[START]

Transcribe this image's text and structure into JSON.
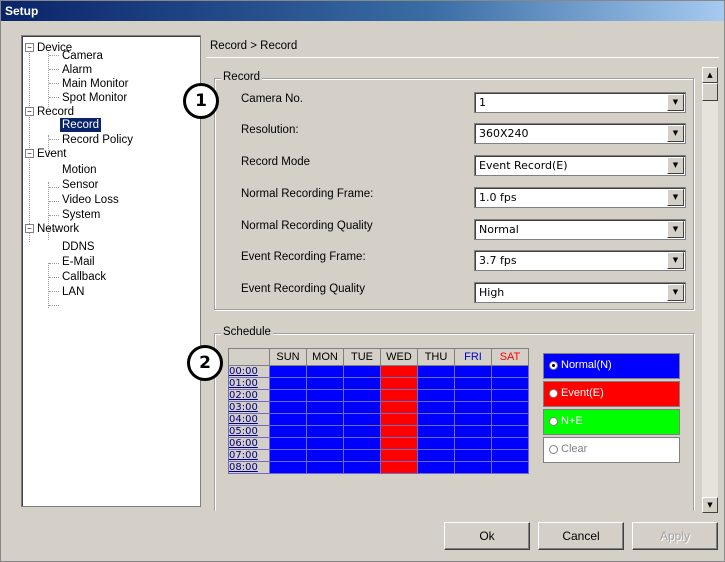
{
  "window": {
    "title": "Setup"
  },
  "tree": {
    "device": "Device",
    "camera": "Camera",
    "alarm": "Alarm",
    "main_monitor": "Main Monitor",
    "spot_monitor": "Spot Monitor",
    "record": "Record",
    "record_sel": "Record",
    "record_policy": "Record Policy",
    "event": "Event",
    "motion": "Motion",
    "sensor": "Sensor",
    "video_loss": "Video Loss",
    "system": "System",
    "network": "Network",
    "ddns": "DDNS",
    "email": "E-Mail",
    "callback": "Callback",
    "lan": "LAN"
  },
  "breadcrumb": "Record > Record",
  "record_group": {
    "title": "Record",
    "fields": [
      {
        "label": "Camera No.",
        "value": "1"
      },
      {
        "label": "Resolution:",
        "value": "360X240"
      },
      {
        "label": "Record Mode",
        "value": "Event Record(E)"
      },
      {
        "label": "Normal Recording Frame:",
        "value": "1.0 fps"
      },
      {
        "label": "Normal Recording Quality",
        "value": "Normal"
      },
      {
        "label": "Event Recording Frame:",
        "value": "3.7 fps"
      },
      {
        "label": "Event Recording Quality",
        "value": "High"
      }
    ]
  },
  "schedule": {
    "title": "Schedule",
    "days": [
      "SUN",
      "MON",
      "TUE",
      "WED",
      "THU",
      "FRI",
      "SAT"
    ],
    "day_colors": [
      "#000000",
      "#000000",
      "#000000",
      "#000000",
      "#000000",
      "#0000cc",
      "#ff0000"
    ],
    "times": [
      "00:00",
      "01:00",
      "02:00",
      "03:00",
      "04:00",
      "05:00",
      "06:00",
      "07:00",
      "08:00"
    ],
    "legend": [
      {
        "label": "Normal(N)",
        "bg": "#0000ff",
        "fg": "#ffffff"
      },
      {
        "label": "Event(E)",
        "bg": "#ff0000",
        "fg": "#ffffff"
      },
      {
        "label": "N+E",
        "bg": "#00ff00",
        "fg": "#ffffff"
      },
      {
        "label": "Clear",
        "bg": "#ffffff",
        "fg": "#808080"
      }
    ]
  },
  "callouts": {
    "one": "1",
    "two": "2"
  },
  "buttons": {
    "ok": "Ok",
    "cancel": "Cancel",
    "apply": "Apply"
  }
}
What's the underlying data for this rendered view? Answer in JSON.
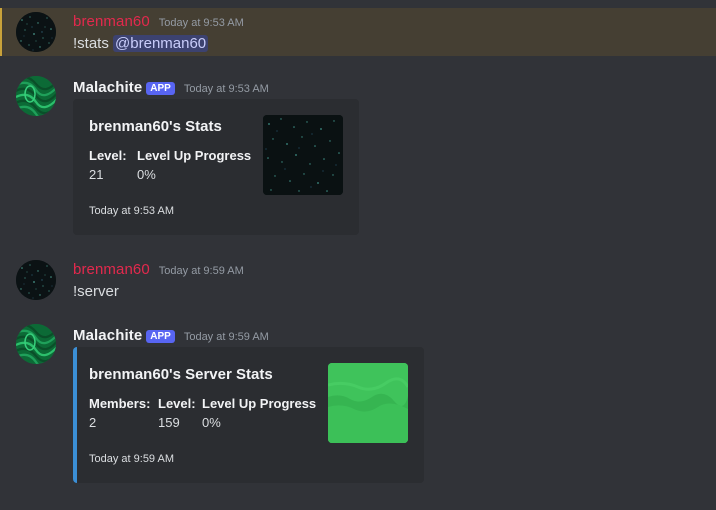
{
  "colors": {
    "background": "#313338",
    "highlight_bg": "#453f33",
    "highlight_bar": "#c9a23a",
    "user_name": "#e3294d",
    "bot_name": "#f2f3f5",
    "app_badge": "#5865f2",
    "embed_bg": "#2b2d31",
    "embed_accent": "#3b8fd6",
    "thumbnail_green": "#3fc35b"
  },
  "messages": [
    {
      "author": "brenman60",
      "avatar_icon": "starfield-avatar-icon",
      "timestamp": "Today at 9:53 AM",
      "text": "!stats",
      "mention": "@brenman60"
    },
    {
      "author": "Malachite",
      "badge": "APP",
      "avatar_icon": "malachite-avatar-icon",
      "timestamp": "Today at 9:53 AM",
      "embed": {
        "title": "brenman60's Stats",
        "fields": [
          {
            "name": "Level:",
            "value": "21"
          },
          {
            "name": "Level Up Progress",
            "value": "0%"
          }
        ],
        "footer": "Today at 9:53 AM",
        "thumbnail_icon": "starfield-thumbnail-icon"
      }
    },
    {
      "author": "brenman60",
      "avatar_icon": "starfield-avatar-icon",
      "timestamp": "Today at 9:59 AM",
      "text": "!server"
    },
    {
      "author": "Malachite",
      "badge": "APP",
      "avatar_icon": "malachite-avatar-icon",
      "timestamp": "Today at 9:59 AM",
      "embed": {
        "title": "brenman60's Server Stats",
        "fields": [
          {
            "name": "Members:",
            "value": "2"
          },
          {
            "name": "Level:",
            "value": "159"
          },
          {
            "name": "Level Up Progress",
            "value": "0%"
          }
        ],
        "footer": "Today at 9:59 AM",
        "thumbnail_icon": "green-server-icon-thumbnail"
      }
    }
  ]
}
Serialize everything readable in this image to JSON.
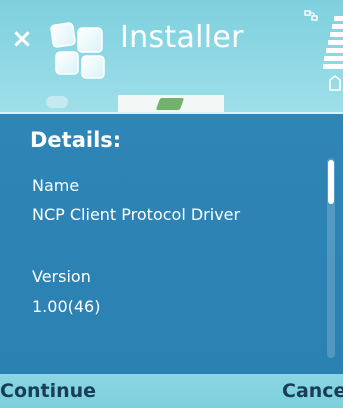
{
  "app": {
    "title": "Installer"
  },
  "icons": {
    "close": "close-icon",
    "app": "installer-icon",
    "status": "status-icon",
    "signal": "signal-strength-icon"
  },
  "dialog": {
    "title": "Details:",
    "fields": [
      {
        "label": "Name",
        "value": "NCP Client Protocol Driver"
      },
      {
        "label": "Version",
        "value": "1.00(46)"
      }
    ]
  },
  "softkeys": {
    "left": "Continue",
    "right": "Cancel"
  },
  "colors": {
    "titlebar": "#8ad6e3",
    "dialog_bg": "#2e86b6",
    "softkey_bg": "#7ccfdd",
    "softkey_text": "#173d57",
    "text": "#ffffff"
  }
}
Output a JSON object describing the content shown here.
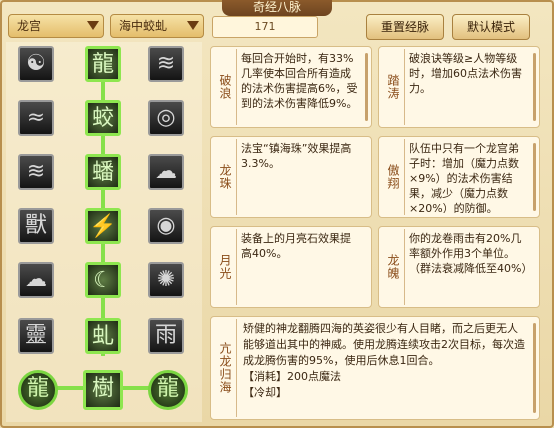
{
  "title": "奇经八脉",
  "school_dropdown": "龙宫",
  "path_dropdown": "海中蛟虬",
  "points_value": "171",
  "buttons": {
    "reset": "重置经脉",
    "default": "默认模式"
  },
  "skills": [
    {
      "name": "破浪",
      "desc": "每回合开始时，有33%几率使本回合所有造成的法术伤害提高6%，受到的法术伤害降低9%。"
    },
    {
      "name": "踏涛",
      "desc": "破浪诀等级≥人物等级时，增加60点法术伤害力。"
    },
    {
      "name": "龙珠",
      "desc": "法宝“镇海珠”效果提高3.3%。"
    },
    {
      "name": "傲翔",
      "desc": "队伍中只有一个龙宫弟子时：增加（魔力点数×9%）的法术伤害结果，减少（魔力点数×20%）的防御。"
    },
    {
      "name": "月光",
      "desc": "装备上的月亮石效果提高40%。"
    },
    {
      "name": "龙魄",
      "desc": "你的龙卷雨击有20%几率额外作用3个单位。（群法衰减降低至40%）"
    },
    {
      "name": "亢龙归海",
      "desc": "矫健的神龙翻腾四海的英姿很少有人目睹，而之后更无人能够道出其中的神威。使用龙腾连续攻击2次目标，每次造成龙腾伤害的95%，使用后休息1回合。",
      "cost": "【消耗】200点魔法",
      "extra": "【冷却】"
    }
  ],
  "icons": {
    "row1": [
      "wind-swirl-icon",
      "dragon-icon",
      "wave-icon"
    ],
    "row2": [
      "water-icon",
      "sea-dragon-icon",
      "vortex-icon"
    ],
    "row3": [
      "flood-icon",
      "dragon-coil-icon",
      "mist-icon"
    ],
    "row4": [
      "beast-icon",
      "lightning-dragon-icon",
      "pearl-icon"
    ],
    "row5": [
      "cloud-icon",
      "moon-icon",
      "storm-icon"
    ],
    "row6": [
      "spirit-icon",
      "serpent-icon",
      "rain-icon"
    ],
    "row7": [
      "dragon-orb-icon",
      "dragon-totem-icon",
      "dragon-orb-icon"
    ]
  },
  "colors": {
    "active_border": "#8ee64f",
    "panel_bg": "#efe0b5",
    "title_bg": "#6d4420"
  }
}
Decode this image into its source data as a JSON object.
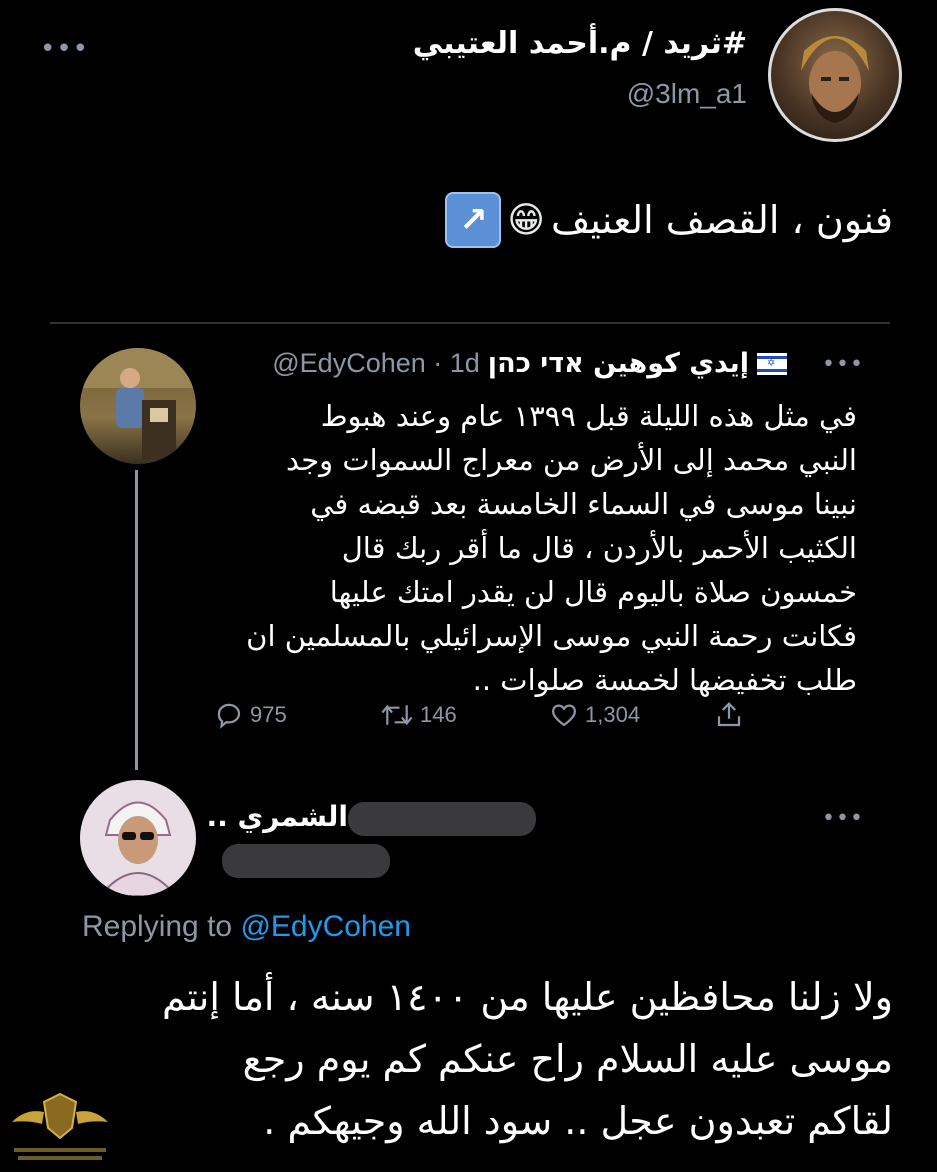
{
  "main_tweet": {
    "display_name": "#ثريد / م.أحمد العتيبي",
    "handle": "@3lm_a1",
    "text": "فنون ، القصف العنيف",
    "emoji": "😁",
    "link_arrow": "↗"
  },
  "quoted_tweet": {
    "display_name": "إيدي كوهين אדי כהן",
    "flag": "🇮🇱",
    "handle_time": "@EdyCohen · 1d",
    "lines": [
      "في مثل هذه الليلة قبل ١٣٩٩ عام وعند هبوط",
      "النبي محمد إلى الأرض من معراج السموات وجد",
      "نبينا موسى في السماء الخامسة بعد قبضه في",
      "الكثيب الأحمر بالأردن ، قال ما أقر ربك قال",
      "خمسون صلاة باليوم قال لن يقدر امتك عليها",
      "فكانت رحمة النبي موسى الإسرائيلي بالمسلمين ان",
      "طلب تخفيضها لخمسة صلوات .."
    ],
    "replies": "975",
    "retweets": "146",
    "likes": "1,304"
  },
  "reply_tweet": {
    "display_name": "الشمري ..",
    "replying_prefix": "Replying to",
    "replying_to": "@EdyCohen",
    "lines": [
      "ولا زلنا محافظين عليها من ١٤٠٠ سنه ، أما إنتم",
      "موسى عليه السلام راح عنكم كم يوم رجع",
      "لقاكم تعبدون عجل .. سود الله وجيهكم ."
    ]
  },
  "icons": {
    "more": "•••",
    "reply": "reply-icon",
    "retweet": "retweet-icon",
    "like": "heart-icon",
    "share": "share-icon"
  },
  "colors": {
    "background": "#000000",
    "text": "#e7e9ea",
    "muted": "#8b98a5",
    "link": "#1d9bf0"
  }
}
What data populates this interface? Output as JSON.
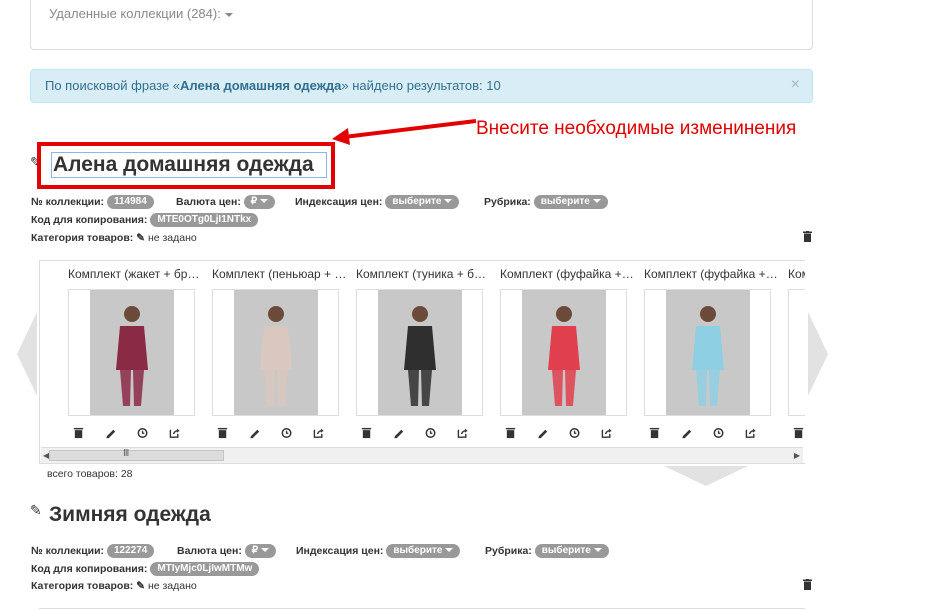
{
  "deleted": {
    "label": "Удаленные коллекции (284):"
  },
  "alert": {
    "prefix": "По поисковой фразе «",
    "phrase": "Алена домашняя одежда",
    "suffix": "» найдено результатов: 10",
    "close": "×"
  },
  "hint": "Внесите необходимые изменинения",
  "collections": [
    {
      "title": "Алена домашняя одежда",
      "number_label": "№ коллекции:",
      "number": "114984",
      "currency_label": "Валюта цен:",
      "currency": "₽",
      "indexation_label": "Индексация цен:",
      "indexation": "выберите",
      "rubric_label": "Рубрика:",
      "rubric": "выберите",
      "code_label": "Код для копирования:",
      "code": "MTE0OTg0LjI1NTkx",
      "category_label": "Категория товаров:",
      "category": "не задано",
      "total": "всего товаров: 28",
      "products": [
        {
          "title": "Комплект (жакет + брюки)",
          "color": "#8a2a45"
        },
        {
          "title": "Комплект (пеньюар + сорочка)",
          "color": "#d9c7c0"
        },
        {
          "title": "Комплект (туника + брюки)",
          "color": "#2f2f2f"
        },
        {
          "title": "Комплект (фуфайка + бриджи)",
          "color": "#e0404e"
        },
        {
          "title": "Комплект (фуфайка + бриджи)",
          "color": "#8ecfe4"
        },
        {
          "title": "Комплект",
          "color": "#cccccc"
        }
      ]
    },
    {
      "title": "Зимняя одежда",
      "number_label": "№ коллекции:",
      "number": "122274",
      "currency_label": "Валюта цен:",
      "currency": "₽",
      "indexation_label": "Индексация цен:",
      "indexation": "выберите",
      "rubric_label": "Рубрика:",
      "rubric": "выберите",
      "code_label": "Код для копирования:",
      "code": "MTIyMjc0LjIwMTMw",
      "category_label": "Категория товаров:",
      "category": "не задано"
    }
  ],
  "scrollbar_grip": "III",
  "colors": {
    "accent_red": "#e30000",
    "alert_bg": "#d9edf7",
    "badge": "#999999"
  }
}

[END]

▸ To be done: Using the listing above, pull out all lines that hold the word "What".

▸ Task output:
What's the underlying data for this rendered view? Answer in JSON.
What data populates this interface? Output as JSON.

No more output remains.